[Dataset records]
- - - -
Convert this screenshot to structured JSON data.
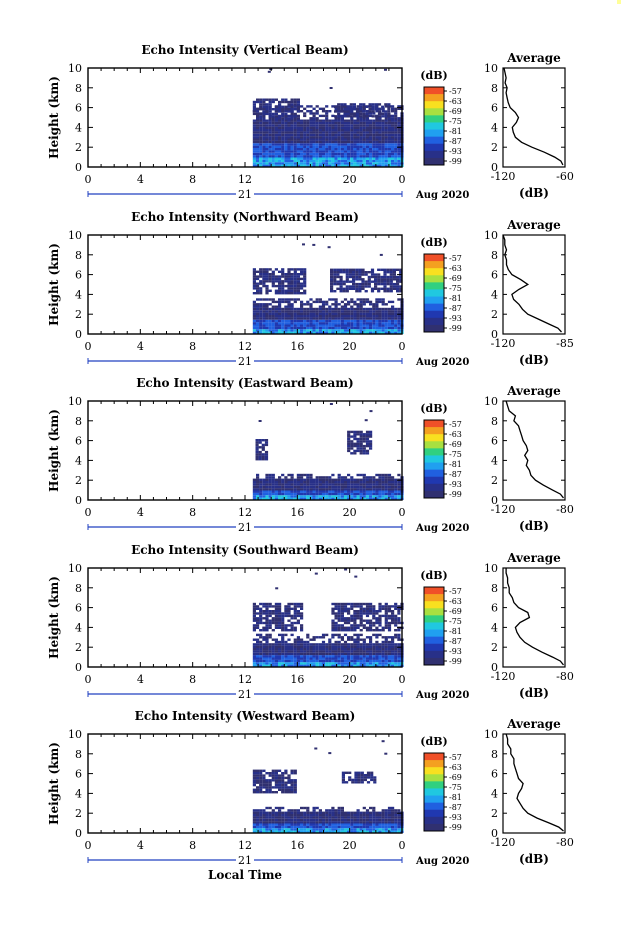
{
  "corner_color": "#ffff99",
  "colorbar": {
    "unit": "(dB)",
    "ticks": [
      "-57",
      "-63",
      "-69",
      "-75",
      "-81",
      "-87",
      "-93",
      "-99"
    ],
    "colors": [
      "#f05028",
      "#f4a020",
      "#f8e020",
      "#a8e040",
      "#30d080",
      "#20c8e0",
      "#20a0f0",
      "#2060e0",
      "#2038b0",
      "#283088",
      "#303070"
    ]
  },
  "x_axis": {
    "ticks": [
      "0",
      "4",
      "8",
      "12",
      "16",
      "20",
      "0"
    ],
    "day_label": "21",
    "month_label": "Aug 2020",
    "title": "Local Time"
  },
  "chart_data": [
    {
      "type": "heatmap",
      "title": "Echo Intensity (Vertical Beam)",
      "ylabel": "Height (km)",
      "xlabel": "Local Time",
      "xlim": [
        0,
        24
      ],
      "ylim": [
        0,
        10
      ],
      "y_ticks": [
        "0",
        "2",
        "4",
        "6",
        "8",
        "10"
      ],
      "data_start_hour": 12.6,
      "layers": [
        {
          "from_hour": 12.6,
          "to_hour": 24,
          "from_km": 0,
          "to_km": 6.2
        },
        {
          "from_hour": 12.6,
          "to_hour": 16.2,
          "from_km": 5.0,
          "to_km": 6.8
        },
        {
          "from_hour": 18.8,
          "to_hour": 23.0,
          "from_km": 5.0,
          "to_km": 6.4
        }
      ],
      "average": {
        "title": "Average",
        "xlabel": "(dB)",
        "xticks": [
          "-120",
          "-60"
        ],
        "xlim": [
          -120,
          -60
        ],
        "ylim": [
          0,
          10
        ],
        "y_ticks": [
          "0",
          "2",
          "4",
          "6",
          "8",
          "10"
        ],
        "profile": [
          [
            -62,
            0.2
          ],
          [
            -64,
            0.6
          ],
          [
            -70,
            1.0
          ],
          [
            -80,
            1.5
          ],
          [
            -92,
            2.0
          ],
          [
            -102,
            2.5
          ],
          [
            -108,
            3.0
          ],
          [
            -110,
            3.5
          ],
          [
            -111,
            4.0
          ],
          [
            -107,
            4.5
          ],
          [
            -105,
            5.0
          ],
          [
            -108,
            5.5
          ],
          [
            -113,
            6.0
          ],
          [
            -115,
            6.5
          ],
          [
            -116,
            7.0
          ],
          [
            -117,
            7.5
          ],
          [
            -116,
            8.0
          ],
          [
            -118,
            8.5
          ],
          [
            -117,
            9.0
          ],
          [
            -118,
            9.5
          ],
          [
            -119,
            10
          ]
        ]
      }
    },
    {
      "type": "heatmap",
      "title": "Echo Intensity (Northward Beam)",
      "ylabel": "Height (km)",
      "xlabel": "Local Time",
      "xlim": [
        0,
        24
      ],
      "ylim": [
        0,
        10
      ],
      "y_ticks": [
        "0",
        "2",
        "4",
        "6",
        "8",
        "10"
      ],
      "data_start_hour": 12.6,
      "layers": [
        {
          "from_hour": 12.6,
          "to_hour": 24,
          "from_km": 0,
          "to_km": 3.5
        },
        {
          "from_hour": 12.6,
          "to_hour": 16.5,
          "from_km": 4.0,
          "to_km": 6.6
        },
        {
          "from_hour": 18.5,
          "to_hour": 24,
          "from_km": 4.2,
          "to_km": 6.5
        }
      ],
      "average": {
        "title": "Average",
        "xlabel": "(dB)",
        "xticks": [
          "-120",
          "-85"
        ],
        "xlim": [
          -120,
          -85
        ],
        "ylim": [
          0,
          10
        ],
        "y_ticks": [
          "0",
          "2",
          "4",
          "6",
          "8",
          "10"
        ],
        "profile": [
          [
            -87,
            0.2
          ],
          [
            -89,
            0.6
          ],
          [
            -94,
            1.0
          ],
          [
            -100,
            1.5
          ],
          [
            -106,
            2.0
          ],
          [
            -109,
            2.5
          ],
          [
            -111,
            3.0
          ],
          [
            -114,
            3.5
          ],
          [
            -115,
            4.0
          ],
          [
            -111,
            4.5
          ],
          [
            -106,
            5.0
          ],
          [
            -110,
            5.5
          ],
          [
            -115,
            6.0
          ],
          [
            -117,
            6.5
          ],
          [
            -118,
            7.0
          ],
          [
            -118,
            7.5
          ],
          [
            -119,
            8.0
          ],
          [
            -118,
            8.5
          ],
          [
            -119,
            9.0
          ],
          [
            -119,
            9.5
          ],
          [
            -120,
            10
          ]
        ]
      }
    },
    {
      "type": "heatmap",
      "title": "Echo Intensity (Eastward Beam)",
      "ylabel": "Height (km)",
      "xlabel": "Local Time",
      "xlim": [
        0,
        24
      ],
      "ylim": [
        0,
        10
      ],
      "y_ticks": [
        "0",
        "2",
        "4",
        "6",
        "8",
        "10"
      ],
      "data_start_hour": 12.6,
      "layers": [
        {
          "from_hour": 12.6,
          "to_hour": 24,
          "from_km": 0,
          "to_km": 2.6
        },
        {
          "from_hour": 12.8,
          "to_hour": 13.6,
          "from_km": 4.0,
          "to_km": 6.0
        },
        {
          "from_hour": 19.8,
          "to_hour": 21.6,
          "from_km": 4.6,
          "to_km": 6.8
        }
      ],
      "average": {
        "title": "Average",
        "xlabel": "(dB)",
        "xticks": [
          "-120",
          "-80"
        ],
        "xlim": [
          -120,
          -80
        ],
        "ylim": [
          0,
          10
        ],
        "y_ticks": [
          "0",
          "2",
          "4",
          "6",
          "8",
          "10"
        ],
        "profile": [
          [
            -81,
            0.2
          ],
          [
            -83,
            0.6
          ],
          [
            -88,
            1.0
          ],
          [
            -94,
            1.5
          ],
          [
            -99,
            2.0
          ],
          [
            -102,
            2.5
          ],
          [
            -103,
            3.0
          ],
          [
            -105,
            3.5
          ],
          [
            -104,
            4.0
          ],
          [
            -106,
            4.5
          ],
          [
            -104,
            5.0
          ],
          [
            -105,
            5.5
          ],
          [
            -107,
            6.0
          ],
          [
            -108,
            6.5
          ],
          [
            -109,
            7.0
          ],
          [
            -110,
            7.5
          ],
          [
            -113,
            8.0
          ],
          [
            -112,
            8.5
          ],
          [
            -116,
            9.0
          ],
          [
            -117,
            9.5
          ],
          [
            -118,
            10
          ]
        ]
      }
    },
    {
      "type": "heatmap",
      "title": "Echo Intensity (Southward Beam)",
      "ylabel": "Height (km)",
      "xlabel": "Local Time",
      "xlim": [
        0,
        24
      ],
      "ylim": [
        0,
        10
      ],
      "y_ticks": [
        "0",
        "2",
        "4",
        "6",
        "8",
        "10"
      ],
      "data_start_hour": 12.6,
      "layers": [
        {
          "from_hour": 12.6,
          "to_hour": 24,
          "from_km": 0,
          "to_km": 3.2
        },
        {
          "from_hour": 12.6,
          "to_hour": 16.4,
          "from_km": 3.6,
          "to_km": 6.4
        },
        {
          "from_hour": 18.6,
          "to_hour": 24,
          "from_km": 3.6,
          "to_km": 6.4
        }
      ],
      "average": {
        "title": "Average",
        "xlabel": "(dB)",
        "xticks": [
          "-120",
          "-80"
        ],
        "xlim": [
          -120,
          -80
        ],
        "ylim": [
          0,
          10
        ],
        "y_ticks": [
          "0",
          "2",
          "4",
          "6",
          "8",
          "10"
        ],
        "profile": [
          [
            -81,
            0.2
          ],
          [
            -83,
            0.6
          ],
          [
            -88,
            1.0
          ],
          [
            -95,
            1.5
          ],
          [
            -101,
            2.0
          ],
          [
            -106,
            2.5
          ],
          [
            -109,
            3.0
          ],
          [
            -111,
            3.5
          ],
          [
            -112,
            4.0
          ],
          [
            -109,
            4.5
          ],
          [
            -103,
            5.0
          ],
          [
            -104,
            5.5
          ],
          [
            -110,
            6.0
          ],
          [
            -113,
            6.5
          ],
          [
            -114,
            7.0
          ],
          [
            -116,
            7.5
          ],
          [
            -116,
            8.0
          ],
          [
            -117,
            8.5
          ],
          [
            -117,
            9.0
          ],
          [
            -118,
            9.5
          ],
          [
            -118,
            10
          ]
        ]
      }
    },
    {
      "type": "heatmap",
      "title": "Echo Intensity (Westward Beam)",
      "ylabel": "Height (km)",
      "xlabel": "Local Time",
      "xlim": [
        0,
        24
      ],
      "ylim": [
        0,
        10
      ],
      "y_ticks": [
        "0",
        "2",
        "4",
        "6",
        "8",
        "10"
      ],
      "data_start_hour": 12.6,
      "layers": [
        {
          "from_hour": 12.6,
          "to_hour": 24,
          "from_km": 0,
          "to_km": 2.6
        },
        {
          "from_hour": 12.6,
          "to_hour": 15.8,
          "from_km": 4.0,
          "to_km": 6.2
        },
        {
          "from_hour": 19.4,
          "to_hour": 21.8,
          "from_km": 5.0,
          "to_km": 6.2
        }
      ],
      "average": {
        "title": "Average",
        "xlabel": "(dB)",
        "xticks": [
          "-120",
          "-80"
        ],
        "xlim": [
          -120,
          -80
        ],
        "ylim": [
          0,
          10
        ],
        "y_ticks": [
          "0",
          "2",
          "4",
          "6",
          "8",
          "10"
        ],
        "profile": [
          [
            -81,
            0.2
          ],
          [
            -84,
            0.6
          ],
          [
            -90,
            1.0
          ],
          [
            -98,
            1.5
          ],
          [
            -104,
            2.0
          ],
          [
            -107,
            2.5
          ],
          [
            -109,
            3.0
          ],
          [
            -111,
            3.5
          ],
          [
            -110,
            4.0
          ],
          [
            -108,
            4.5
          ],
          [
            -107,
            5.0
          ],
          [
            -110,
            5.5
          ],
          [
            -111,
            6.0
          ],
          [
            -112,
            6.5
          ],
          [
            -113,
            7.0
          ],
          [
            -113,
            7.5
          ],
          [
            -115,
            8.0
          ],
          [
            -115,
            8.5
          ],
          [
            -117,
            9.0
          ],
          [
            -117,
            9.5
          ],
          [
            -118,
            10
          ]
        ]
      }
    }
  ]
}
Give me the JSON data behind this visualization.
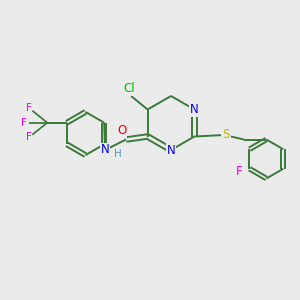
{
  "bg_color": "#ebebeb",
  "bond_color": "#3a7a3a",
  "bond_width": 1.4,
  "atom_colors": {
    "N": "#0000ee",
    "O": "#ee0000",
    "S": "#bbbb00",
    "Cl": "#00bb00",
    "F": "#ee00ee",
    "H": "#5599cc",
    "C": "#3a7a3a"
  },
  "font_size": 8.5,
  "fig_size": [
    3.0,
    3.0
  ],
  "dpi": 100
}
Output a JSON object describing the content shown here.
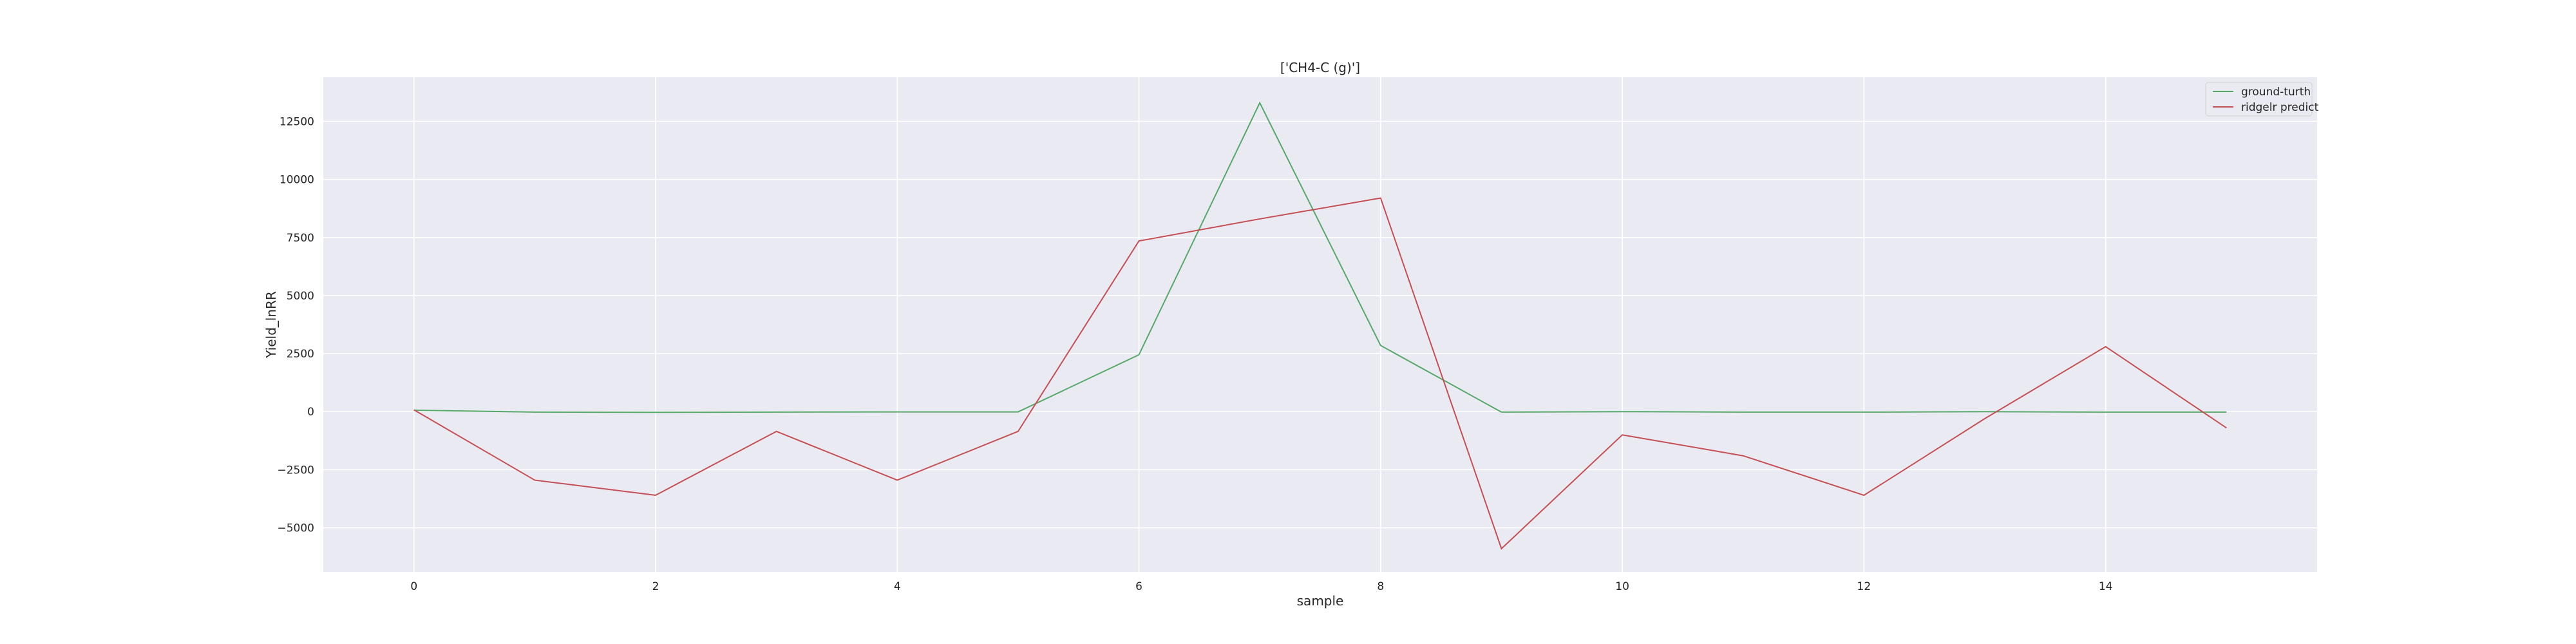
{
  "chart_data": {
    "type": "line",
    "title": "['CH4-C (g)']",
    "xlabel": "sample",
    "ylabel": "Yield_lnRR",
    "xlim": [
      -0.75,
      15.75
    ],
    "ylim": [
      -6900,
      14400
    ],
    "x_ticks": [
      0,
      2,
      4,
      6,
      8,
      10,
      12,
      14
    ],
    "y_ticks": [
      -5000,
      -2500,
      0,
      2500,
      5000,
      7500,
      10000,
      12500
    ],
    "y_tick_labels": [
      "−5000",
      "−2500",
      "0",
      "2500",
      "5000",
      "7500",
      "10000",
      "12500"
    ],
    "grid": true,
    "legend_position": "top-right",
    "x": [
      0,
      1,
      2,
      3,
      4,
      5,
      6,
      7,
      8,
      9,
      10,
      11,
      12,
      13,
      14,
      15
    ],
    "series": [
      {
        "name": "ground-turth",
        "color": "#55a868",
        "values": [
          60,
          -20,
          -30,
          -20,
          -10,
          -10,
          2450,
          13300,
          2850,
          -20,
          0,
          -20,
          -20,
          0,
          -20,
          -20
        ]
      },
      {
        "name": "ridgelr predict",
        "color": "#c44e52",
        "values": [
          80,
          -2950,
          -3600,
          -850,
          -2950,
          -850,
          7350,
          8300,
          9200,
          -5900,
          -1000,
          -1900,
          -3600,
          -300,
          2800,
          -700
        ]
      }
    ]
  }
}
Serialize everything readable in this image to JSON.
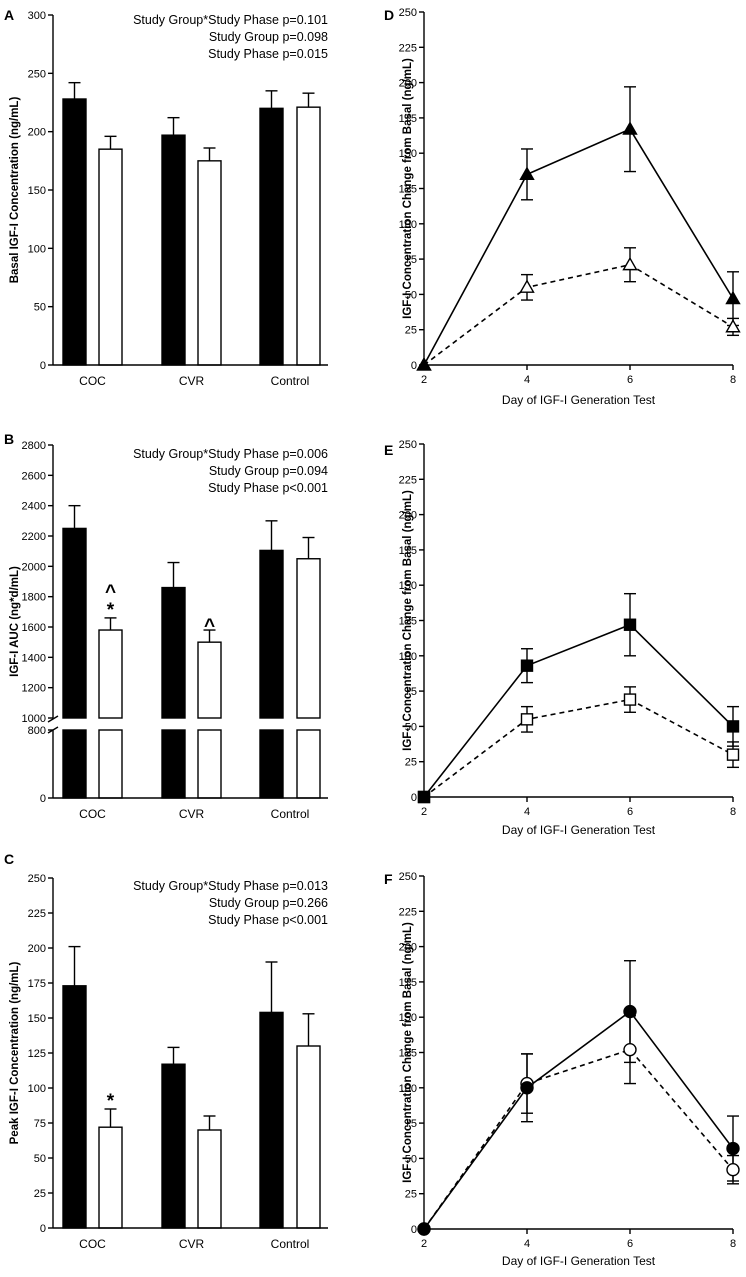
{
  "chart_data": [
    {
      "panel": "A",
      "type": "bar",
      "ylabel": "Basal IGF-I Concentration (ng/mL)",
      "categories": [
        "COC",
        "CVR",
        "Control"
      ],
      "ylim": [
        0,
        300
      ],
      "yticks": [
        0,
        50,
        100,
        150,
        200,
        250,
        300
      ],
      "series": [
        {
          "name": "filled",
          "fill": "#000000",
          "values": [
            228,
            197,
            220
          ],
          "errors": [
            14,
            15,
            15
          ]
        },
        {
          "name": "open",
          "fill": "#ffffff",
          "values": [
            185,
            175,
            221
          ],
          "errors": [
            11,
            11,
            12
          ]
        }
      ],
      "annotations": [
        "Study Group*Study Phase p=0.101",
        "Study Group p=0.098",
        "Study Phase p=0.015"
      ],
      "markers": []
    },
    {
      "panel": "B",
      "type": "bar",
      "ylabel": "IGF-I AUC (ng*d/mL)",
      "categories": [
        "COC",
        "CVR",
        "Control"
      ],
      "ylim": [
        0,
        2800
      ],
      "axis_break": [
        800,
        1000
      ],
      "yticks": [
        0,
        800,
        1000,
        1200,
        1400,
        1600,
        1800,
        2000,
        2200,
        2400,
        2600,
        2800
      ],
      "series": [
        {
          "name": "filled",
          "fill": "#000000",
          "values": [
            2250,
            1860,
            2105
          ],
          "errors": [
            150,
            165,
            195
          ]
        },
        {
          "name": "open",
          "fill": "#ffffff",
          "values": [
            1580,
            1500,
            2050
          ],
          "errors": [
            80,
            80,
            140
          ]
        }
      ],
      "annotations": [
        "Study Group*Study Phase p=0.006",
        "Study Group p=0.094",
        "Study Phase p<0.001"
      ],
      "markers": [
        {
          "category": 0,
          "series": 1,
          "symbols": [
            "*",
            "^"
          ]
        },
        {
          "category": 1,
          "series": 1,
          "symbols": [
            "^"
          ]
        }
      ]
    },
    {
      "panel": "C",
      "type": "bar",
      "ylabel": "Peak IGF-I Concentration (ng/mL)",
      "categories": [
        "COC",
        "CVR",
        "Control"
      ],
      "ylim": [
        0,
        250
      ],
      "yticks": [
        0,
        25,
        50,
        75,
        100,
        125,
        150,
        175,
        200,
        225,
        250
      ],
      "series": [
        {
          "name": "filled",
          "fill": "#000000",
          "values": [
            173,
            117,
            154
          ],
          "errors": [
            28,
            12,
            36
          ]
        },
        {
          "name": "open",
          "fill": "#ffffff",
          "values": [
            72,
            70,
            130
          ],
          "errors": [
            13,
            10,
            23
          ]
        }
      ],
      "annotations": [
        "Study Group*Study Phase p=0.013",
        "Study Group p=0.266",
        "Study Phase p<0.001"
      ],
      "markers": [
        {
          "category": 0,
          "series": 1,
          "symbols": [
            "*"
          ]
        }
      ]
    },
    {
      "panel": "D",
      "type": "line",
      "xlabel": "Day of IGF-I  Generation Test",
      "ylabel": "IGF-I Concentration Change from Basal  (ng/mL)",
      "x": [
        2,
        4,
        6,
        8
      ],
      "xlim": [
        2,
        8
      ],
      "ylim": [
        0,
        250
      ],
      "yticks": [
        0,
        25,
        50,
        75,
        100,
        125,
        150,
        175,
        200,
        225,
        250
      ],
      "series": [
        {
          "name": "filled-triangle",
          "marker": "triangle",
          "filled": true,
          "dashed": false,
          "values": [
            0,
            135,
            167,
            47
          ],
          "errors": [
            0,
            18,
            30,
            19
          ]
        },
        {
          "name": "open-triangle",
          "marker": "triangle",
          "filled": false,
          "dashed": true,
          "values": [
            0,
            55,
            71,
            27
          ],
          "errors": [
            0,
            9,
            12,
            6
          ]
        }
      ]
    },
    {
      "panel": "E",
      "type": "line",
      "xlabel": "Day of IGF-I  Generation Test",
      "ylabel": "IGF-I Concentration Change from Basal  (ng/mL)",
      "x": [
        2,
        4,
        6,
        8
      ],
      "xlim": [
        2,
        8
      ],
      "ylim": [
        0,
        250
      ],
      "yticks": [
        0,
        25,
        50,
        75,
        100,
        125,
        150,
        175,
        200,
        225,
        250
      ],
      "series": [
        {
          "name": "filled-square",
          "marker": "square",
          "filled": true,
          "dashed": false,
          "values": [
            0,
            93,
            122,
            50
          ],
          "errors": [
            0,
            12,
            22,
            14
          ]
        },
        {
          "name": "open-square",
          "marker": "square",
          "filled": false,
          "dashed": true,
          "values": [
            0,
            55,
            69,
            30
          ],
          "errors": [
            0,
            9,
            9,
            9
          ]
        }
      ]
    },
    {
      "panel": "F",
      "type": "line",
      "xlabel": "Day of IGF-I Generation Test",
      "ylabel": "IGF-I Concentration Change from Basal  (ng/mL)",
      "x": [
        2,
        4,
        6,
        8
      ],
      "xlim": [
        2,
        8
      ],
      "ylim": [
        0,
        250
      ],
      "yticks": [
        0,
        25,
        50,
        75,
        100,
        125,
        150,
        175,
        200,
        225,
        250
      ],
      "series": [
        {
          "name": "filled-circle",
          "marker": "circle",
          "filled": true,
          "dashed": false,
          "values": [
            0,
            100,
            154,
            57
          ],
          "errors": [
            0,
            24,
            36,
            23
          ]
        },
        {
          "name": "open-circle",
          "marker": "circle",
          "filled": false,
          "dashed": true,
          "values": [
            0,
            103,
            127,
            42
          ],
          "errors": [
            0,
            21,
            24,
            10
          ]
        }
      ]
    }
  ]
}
- - - -
> [PROBLEM TO SOLVE]:
Return every line above that contains the word "Intensity".

> [EXERCISE RESPONSE]:
      "title": "Echo Intensity (Vertical Beam)",
      "title": "Echo Intensity (Northward Beam)",
      "title": "Echo Intensity (Eastward Beam)",
      "title": "Echo Intensity (Southward Beam)",
      "title": "Echo Intensity (Westward Beam)",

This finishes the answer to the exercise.